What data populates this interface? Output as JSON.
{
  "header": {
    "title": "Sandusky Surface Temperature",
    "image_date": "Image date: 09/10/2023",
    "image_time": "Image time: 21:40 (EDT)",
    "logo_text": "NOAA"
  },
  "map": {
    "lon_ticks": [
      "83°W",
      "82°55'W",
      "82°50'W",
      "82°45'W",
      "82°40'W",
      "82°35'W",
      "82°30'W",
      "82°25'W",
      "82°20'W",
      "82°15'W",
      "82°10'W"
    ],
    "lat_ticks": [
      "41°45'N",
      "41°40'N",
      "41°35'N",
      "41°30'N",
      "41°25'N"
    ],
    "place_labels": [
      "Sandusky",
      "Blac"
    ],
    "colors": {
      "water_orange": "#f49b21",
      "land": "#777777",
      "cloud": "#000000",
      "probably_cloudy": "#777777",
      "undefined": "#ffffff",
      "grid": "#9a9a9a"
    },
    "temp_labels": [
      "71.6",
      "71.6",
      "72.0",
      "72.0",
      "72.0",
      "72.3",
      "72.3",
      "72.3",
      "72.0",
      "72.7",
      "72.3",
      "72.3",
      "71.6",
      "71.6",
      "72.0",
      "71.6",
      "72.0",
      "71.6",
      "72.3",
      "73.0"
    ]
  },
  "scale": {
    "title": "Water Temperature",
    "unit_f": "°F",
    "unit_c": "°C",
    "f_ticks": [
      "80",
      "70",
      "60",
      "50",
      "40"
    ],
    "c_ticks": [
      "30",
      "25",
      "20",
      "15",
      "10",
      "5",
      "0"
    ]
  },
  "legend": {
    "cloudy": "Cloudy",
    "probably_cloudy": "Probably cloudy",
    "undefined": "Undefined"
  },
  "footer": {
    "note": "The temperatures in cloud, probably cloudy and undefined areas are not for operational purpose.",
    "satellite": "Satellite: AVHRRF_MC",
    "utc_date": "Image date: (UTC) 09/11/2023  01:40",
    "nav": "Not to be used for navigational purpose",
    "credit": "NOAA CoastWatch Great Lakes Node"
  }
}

┄┄┄┄┄┄┄┄┄┄

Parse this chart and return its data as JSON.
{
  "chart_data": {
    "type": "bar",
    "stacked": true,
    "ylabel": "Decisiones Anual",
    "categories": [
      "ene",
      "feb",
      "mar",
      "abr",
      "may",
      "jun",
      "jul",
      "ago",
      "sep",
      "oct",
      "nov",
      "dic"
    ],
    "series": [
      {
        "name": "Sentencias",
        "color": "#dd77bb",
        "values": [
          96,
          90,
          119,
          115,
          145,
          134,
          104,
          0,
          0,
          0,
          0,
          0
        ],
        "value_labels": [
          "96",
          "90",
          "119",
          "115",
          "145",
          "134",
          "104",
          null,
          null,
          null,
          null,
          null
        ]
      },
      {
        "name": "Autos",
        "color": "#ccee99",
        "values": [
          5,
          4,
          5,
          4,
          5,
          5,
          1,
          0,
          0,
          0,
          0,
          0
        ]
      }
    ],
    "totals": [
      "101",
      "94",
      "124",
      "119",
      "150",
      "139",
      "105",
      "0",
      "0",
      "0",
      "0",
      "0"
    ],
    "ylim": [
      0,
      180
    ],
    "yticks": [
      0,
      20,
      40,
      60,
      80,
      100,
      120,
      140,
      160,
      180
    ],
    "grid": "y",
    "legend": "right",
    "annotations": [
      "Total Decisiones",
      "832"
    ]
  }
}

┄┄┄┄┄┄┄┄┄┄

**SHORT EXERCISE:**
Look over the material above and show each line where "NOAA" appears.

**RESULT FOR THIS TASK:**
    "logo_text": "NOAA"
    "credit": "NOAA CoastWatch Great Lakes Node"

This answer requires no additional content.